▸ AIM OF THE EXERCISE
Check each line of the records below for the word "wird" and copy those where it appears.
==== ENTRIES SHOWN ====
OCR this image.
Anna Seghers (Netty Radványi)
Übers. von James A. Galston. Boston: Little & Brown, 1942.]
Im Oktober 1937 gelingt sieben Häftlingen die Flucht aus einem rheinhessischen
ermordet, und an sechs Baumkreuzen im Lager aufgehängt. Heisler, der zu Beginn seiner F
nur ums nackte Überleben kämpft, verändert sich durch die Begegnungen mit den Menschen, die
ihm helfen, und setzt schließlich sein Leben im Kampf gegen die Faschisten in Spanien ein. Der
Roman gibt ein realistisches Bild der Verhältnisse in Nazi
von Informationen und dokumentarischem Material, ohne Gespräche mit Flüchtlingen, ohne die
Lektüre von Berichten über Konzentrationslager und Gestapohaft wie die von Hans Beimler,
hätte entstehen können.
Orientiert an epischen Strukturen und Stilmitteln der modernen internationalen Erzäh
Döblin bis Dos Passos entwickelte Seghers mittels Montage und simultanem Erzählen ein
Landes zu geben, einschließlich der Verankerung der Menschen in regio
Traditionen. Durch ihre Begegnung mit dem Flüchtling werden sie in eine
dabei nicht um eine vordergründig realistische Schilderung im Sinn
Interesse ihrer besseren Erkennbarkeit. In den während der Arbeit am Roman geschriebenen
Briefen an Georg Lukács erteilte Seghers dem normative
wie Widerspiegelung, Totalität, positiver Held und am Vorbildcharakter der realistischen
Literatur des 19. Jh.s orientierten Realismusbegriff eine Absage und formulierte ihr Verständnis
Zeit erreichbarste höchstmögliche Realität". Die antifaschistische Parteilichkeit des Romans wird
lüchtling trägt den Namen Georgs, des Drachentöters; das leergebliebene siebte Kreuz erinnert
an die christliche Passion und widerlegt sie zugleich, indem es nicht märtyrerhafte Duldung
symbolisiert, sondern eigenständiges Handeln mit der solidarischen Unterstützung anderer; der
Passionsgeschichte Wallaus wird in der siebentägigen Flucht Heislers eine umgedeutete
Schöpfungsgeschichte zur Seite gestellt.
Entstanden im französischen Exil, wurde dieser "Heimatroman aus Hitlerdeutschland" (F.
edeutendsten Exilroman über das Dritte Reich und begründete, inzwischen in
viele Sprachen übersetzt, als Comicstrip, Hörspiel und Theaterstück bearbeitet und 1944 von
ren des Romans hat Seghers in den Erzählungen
====
▸ ANSWER BELOW
Zeit erreichbarste höchstmögliche Realität". Die antifaschistische Parteilichkeit des Romans wird
Passionsgeschichte Wallaus wird in der siebentägigen Flucht Heislers eine umgedeutete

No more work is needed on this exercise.